• _WHAT IS ASKED_
Leave every picture out and write out the records below exactly.

• _RECORDS FOR THE EXERCISE_
———

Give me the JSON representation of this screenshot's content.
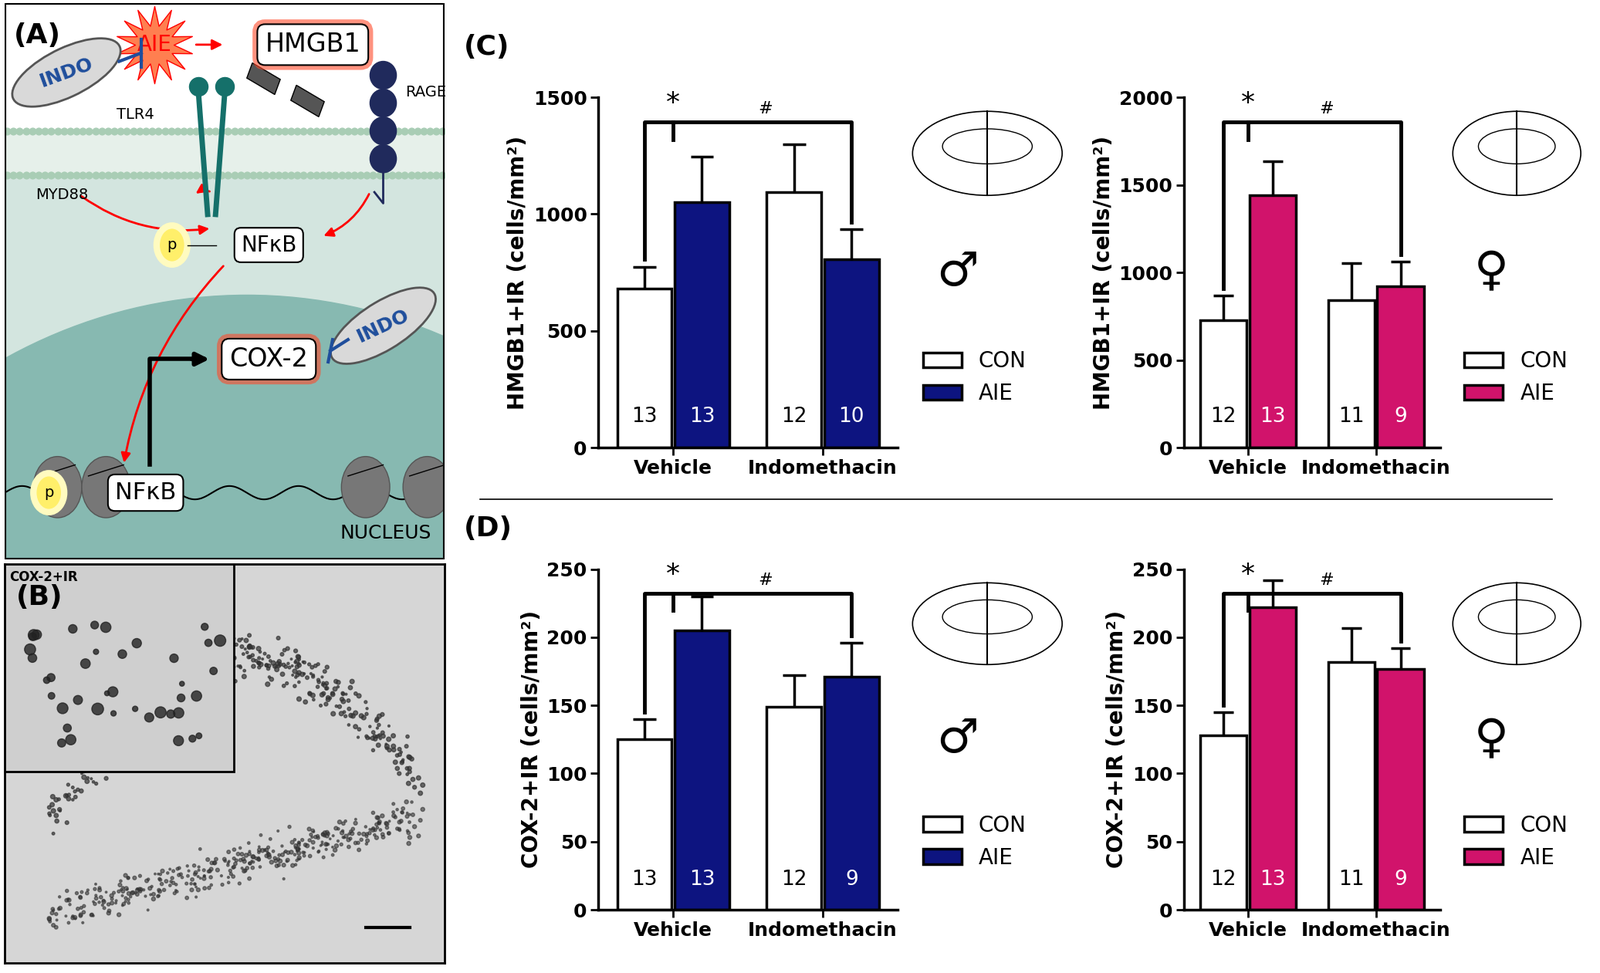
{
  "panel_labels": [
    "(A)",
    "(B)",
    "(C)",
    "(D)"
  ],
  "diagram": {
    "stimulus": "AIE",
    "ligand": "HMGB1",
    "drug": "INDO",
    "receptors": [
      "TLR4",
      "RAGE"
    ],
    "adaptor": "MYD88",
    "factor": "NFκB",
    "phospho": "p",
    "target": "COX-2",
    "compartment": "NUCLEUS"
  },
  "micrograph": {
    "label": "COX-2+IR"
  },
  "chart_data": [
    {
      "type": "bar",
      "ylabel": "HMGB1+IR (cells/mm²)",
      "symbol": "♂",
      "categories": [
        "Vehicle",
        "Indomethacin"
      ],
      "series": [
        {
          "name": "CON",
          "color": "#ffffff",
          "values": [
            680,
            1095
          ],
          "errors": [
            95,
            205
          ],
          "n": [
            13,
            12
          ]
        },
        {
          "name": "AIE",
          "color": "#0d1480",
          "values": [
            1050,
            805
          ],
          "errors": [
            195,
            130
          ],
          "n": [
            13,
            10
          ]
        }
      ],
      "ylim": [
        0,
        1500
      ],
      "yticks": [
        0,
        500,
        1000,
        1500
      ],
      "legend": "center left",
      "annotations": [
        "*",
        "#"
      ]
    },
    {
      "type": "bar",
      "ylabel": "HMGB1+IR (cells/mm²)",
      "symbol": "♀",
      "categories": [
        "Vehicle",
        "Indomethacin"
      ],
      "series": [
        {
          "name": "CON",
          "color": "#ffffff",
          "values": [
            725,
            840
          ],
          "errors": [
            145,
            215
          ],
          "n": [
            12,
            11
          ]
        },
        {
          "name": "AIE",
          "color": "#d1136b",
          "values": [
            1440,
            920
          ],
          "errors": [
            195,
            140
          ],
          "n": [
            13,
            9
          ]
        }
      ],
      "ylim": [
        0,
        2000
      ],
      "yticks": [
        0,
        500,
        1000,
        1500,
        2000
      ],
      "legend": "center left",
      "annotations": [
        "*",
        "#"
      ]
    },
    {
      "type": "bar",
      "ylabel": "COX-2+IR (cells/mm²)",
      "symbol": "♂",
      "categories": [
        "Vehicle",
        "Indomethacin"
      ],
      "series": [
        {
          "name": "CON",
          "color": "#ffffff",
          "values": [
            125,
            149
          ],
          "errors": [
            15,
            23
          ],
          "n": [
            13,
            12
          ]
        },
        {
          "name": "AIE",
          "color": "#0d1480",
          "values": [
            205,
            171
          ],
          "errors": [
            25,
            25
          ],
          "n": [
            13,
            9
          ]
        }
      ],
      "ylim": [
        0,
        250
      ],
      "yticks": [
        0,
        50,
        100,
        150,
        200,
        250
      ],
      "legend": "center left",
      "annotations": [
        "*",
        "#"
      ]
    },
    {
      "type": "bar",
      "ylabel": "COX-2+IR (cells/mm²)",
      "symbol": "♀",
      "categories": [
        "Vehicle",
        "Indomethacin"
      ],
      "series": [
        {
          "name": "CON",
          "color": "#ffffff",
          "values": [
            128,
            182
          ],
          "errors": [
            17,
            25
          ],
          "n": [
            12,
            11
          ]
        },
        {
          "name": "AIE",
          "color": "#d1136b",
          "values": [
            222,
            177
          ],
          "errors": [
            20,
            15
          ],
          "n": [
            13,
            9
          ]
        }
      ],
      "ylim": [
        0,
        250
      ],
      "yticks": [
        0,
        50,
        100,
        150,
        200,
        250
      ],
      "legend": "center left",
      "annotations": [
        "*",
        "#"
      ]
    }
  ]
}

———

• _FINISHED TASK_
Give me the JSON representation of this screenshot's content.
{
  "panel_labels": [
    "(A)",
    "(B)",
    "(C)",
    "(D)"
  ],
  "diagram": {
    "stimulus": "AIE",
    "ligand": "HMGB1",
    "drug": "INDO",
    "receptors": [
      "TLR4",
      "RAGE"
    ],
    "adaptor": "MYD88",
    "factor": "NFκB",
    "phospho": "p",
    "target": "COX-2",
    "compartment": "NUCLEUS"
  },
  "micrograph": {
    "label": "COX-2+IR"
  },
  "chart_data": [
    {
      "type": "bar",
      "ylabel": "HMGB1+IR (cells/mm²)",
      "symbol": "♂",
      "categories": [
        "Vehicle",
        "Indomethacin"
      ],
      "series": [
        {
          "name": "CON",
          "color": "#ffffff",
          "values": [
            680,
            1095
          ],
          "errors": [
            95,
            205
          ],
          "n": [
            13,
            12
          ]
        },
        {
          "name": "AIE",
          "color": "#0d1480",
          "values": [
            1050,
            805
          ],
          "errors": [
            195,
            130
          ],
          "n": [
            13,
            10
          ]
        }
      ],
      "ylim": [
        0,
        1500
      ],
      "yticks": [
        0,
        500,
        1000,
        1500
      ],
      "legend": "center left",
      "annotations": [
        "*",
        "#"
      ]
    },
    {
      "type": "bar",
      "ylabel": "HMGB1+IR (cells/mm²)",
      "symbol": "♀",
      "categories": [
        "Vehicle",
        "Indomethacin"
      ],
      "series": [
        {
          "name": "CON",
          "color": "#ffffff",
          "values": [
            725,
            840
          ],
          "errors": [
            145,
            215
          ],
          "n": [
            12,
            11
          ]
        },
        {
          "name": "AIE",
          "color": "#d1136b",
          "values": [
            1440,
            920
          ],
          "errors": [
            195,
            140
          ],
          "n": [
            13,
            9
          ]
        }
      ],
      "ylim": [
        0,
        2000
      ],
      "yticks": [
        0,
        500,
        1000,
        1500,
        2000
      ],
      "legend": "center left",
      "annotations": [
        "*",
        "#"
      ]
    },
    {
      "type": "bar",
      "ylabel": "COX-2+IR (cells/mm²)",
      "symbol": "♂",
      "categories": [
        "Vehicle",
        "Indomethacin"
      ],
      "series": [
        {
          "name": "CON",
          "color": "#ffffff",
          "values": [
            125,
            149
          ],
          "errors": [
            15,
            23
          ],
          "n": [
            13,
            12
          ]
        },
        {
          "name": "AIE",
          "color": "#0d1480",
          "values": [
            205,
            171
          ],
          "errors": [
            25,
            25
          ],
          "n": [
            13,
            9
          ]
        }
      ],
      "ylim": [
        0,
        250
      ],
      "yticks": [
        0,
        50,
        100,
        150,
        200,
        250
      ],
      "legend": "center left",
      "annotations": [
        "*",
        "#"
      ]
    },
    {
      "type": "bar",
      "ylabel": "COX-2+IR (cells/mm²)",
      "symbol": "♀",
      "categories": [
        "Vehicle",
        "Indomethacin"
      ],
      "series": [
        {
          "name": "CON",
          "color": "#ffffff",
          "values": [
            128,
            182
          ],
          "errors": [
            17,
            25
          ],
          "n": [
            12,
            11
          ]
        },
        {
          "name": "AIE",
          "color": "#d1136b",
          "values": [
            222,
            177
          ],
          "errors": [
            20,
            15
          ],
          "n": [
            13,
            9
          ]
        }
      ],
      "ylim": [
        0,
        250
      ],
      "yticks": [
        0,
        50,
        100,
        150,
        200,
        250
      ],
      "legend": "center left",
      "annotations": [
        "*",
        "#"
      ]
    }
  ]
}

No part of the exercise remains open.